**Problems to work on**
1. Answer these questions using the passage on mentally ill prisoners and the death penalty in Pakistan below:
(a) What did the Supreme Court rule about schizophrenia in Imdad Ali's 2016 appeal?
(b) How many executions have taken place since the moratorium was lifted?
(c) What does international law explicitly ban?
2. Continue the passage on mentally ill prisoners and the death penalty in Pakistan from its last sentence.

**Quoted text**
In 2016, the death penalty appeal of another mentally ill prisoner, Imdad Ali, exposed the flawed conception of mental illness under Pakistan’s criminal justice system, when the Supreme Court ruled that schizophrenia was “not a mental illness.” Had it not been for the national and international outcry that ensued, Ali would have been sent to the gallows without even knowing why he was being punished.
Before Ali, there was Munir Hussain. In April, 2015, Hussain became the 100th person to be executed in Pakistan after the moratorium on the death penalty was lifted some four months previously (the number of executions since then now stands at 485). According to his family, Hussain was a long-term sufferer of mental illness who had no recollection of his life before arrest or of any of his family members at the time of his hanging.
International law explicitly bans the execution of prisoners who are suffering from mental illnesses. If Pakistan were to abide by its international human rights commitments, Hayat and Ali would have undergone rehabilitative treatment—under conditions where they pose no danger to anyone—and Hussain would not have been hanged.
Hayat’s death sentence highlights the complete lack of safeguards for mentally ill prisoners in Paikstan; until the Supreme Court sets the standard for the way the law handles such cases, the executions will continue.

**Available data**
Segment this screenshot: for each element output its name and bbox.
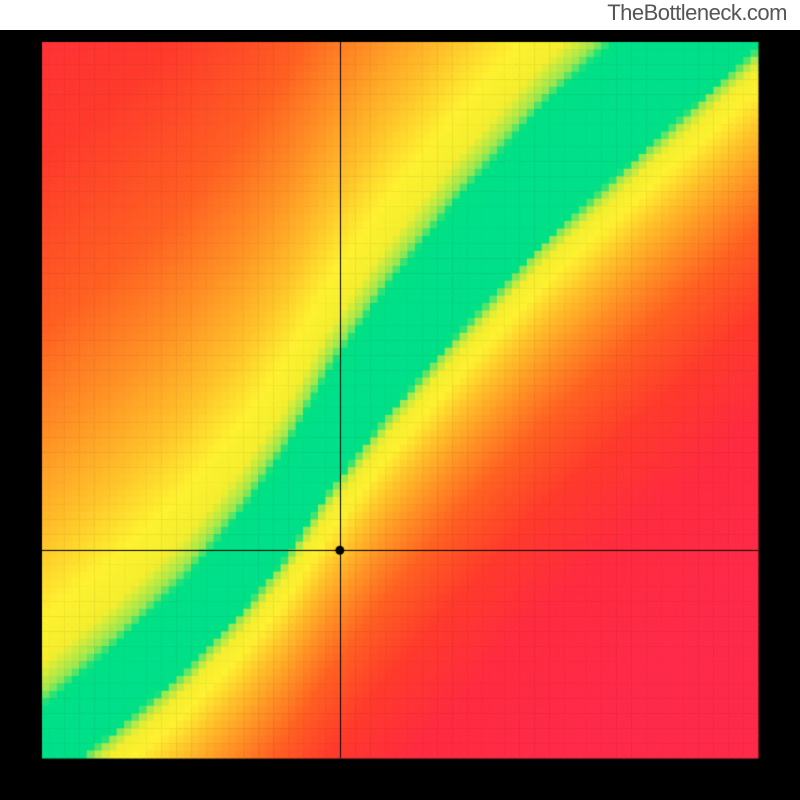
attribution-text: TheBottleneck.com xyxy=(607,0,787,26)
bottleneck-heatmap xyxy=(0,30,800,800)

**Written responses**
1.
(a) It ruled that schizophrenia was "not a mental illness."
(b) 485.
(c) The execution of prisoners who are suffering from mental illnesses.

2.
But the mentally ill are not the only victims of the country’s broken criminal justice system. Pakistan also executes juvenile offenders. In addition, too many defendants—including many on death row—are convicted on the basis of inadequate evidence or forced confessions.
For all these reasons, Justice Project Pakistan has been working to reduce the scope of the death penalty in our country. By spearheading a nationwide campaign titled #BringItBack (referring to the moratorium on the death penalty), we hope to increase the public’s awareness of what the death penalty means in practice by highlighting cases of individuals such as Hayat.
We see some signs of progress. There are indications that the government is taking steps to limit the application of the death penalty, by potentially reducing the number of death-eligible crimes. But so much still remains to be done.